> [SET PROBLEM] In this exercise, return the whole listing exactly, excluding any images.

# # # # #

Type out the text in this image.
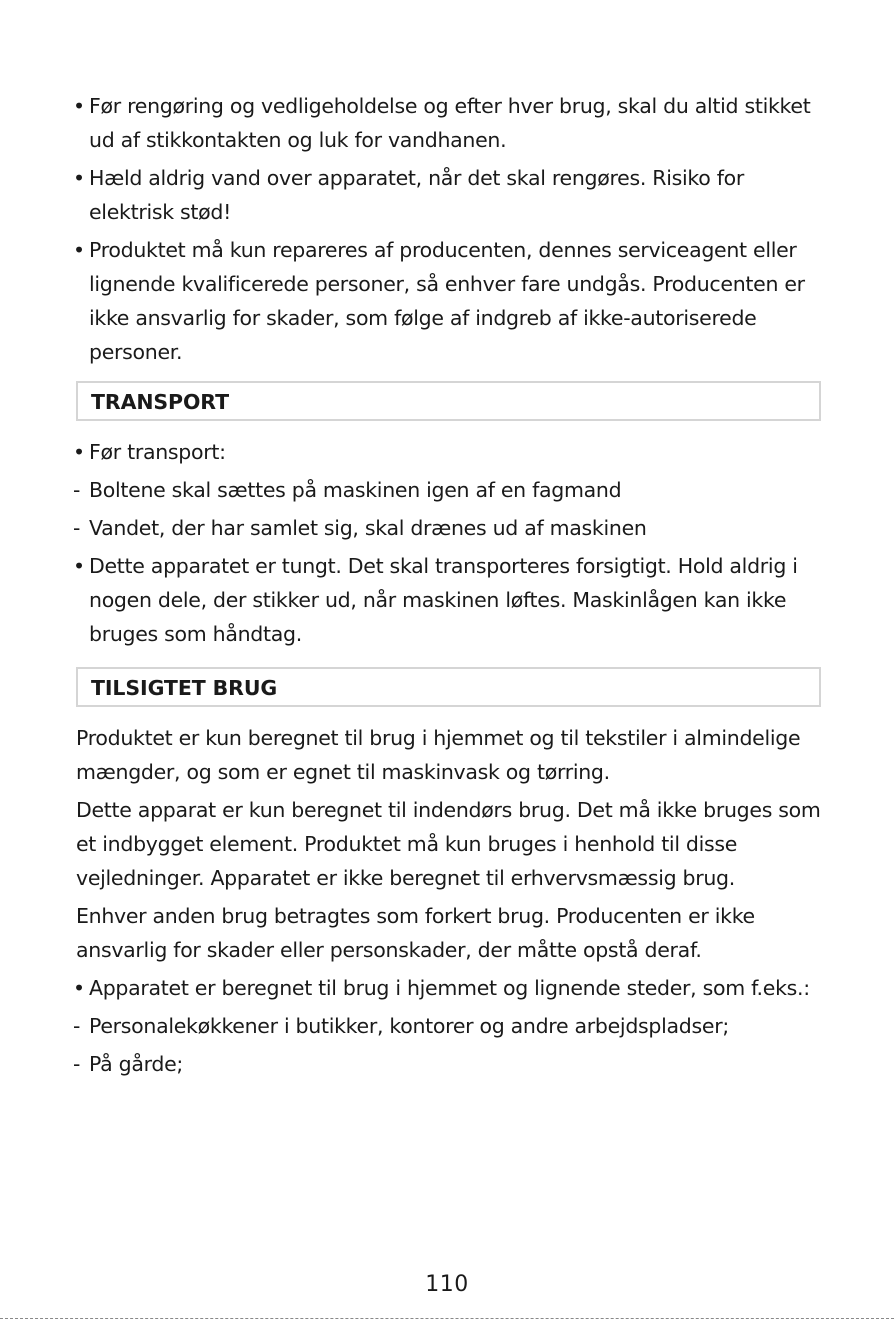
• Før rengøring og vedligeholdelse og efter hver brug, skal du altid stikket ud af stikkontakten og luk for vandhanen.
• Hæld aldrig vand over apparatet, når det skal rengøres. Risiko for elektrisk stød!
• Produktet må kun repareres af producenten, dennes serviceagent eller lignende kvalificerede personer, så enhver fare undgås. Producenten er ikke ansvarlig for skader, som følge af indgreb af ikke-autoriserede personer.
TRANSPORT
• Før transport:
- Boltene skal sættes på maskinen igen af en fagmand
- Vandet, der har samlet sig, skal drænes ud af maskinen
• Dette apparatet er tungt. Det skal transporteres forsigtigt. Hold aldrig i nogen dele, der stikker ud, når maskinen løftes. Maskinlågen kan ikke bruges som håndtag.
TILSIGTET BRUG
Produktet er kun beregnet til brug i hjemmet og til tekstiler i almindelige mængder, og som er egnet til maskinvask og tørring.
Dette apparat er kun beregnet til indendørs brug. Det må ikke bruges som et indbygget element. Produktet må kun bruges i henhold til disse vejledninger. Apparatet er ikke beregnet til erhvervsmæssig brug.
Enhver anden brug betragtes som forkert brug. Producenten er ikke ansvarlig for skader eller personskader, der måtte opstå deraf.
• Apparatet er beregnet til brug i hjemmet og lignende steder, som f.eks.:
- Personalekøkkener i butikker, kontorer og andre arbejdspladser;
- På gårde;
110
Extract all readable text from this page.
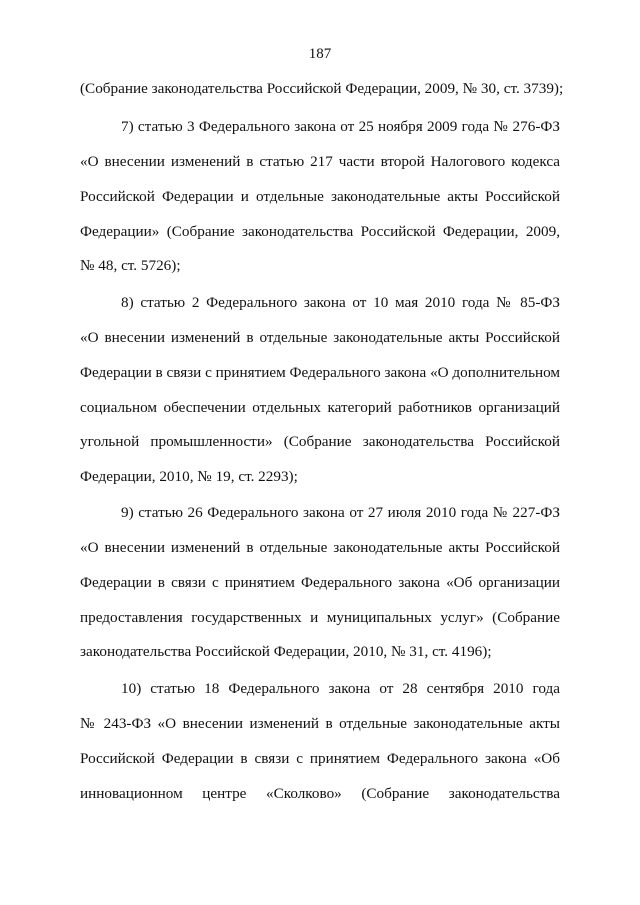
187
(Собрание законодательства Российской Федерации, 2009, № 30, ст. 3739);
7) статью 3 Федерального закона от 25 ноября 2009 года № 276-ФЗ
«О внесении изменений в статью 217 части второй Налогового кодекса
Российской Федерации и отдельные законодательные акты Российской
Федерации» (Собрание законодательства Российской Федерации, 2009,
№ 48, ст. 5726);
8) статью 2 Федерального закона от 10 мая 2010 года № 85-ФЗ
«О внесении изменений в отдельные законодательные акты Российской
Федерации в связи с принятием Федерального закона «О дополнительном
социальном обеспечении отдельных категорий работников организаций
угольной промышленности» (Собрание законодательства Российской
Федерации, 2010, № 19, ст. 2293);
9) статью 26 Федерального закона от 27 июля 2010 года № 227-ФЗ
«О внесении изменений в отдельные законодательные акты Российской
Федерации в связи с принятием Федерального закона «Об организации
предоставления государственных и муниципальных услуг» (Собрание
законодательства Российской Федерации, 2010, № 31, ст. 4196);
10) статью 18 Федерального закона от 28 сентября 2010 года
№ 243-ФЗ «О внесении изменений в отдельные законодательные акты
Российской Федерации в связи с принятием Федерального закона «Об
инновационном центре «Сколково» (Собрание законодательства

# # # # #

> [TASK RESPONSE]
Type out the text in this image.
• Før rengøring og vedligeholdelse og efter hver brug, skal du altid stikket ud af stikkontakten og luk for vandhanen.
• Hæld aldrig vand over apparatet, når det skal rengøres. Risiko for elektrisk stød!
• Produktet må kun repareres af producenten, dennes serviceagent eller lignende kvalificerede personer, så enhver fare undgås. Producenten er ikke ansvarlig for skader, som følge af indgreb af ikke-autoriserede personer.
TRANSPORT
• Før transport:
- Boltene skal sættes på maskinen igen af en fagmand
- Vandet, der har samlet sig, skal drænes ud af maskinen
• Dette apparatet er tungt. Det skal transporteres forsigtigt. Hold aldrig i nogen dele, der stikker ud, når maskinen løftes. Maskinlågen kan ikke bruges som håndtag.
TILSIGTET BRUG
Produktet er kun beregnet til brug i hjemmet og til tekstiler i almindelige mængder, og som er egnet til maskinvask og tørring.
Dette apparat er kun beregnet til indendørs brug. Det må ikke bruges som et indbygget element. Produktet må kun bruges i henhold til disse vejledninger. Apparatet er ikke beregnet til erhvervsmæssig brug.
Enhver anden brug betragtes som forkert brug. Producenten er ikke ansvarlig for skader eller personskader, der måtte opstå deraf.
• Apparatet er beregnet til brug i hjemmet og lignende steder, som f.eks.:
- Personalekøkkener i butikker, kontorer og andre arbejdspladser;
- På gårde;
110
Extract all readable text from this page.
187
(Собрание законодательства Российской Федерации, 2009, № 30, ст. 3739);
7) статью 3 Федерального закона от 25 ноября 2009 года № 276-ФЗ
«О внесении изменений в статью 217 части второй Налогового кодекса
Российской Федерации и отдельные законодательные акты Российской
Федерации» (Собрание законодательства Российской Федерации, 2009,
№ 48, ст. 5726);
8) статью 2 Федерального закона от 10 мая 2010 года № 85-ФЗ
«О внесении изменений в отдельные законодательные акты Российской
Федерации в связи с принятием Федерального закона «О дополнительном
социальном обеспечении отдельных категорий работников организаций
угольной промышленности» (Собрание законодательства Российской
Федерации, 2010, № 19, ст. 2293);
9) статью 26 Федерального закона от 27 июля 2010 года № 227-ФЗ
«О внесении изменений в отдельные законодательные акты Российской
Федерации в связи с принятием Федерального закона «Об организации
предоставления государственных и муниципальных услуг» (Собрание
законодательства Российской Федерации, 2010, № 31, ст. 4196);
10) статью 18 Федерального закона от 28 сентября 2010 года
№ 243-ФЗ «О внесении изменений в отдельные законодательные акты
Российской Федерации в связи с принятием Федерального закона «Об
инновационном центре «Сколково» (Собрание законодательства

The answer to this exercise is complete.